## Exercise input:
——————————

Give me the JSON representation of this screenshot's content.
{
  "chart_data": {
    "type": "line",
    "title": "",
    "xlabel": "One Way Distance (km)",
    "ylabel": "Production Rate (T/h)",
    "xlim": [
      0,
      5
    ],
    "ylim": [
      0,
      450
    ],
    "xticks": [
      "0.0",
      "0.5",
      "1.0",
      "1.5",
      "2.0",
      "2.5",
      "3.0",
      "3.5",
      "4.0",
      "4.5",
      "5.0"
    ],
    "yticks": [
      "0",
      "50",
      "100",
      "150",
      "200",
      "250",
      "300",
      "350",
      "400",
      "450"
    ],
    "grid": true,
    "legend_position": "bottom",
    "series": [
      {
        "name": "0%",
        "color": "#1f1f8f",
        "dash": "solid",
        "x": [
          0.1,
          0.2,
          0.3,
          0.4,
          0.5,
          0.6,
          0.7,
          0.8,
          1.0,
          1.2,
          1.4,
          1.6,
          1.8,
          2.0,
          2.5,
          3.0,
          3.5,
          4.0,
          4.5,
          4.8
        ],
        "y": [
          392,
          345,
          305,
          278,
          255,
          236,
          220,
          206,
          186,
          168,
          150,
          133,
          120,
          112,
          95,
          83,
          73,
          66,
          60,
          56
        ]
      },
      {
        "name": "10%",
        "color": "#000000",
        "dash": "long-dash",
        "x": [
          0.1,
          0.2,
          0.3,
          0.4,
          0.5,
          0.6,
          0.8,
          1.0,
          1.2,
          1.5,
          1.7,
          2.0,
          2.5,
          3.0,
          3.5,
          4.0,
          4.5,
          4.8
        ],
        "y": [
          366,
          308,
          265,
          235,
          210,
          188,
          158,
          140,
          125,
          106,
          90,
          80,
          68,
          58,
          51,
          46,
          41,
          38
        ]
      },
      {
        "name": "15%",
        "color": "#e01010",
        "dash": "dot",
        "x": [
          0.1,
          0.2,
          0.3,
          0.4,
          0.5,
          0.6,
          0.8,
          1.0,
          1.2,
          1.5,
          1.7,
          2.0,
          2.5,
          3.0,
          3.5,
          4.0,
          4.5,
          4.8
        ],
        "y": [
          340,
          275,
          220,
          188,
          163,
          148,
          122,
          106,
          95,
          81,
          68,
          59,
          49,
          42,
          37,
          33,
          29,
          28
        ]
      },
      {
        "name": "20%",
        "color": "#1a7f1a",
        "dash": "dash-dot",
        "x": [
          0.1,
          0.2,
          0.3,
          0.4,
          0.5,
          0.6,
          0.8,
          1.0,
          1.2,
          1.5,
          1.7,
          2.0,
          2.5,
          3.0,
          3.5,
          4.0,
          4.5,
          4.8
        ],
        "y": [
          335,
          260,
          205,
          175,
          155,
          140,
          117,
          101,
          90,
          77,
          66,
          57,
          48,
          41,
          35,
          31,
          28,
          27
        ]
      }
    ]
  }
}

——————————

## Aim:
Show each line of the data that contains the string "color".

## Worked solution:
        "color": "#1f1f8f",
        "color": "#000000",
        "color": "#e01010",
        "color": "#1a7f1a",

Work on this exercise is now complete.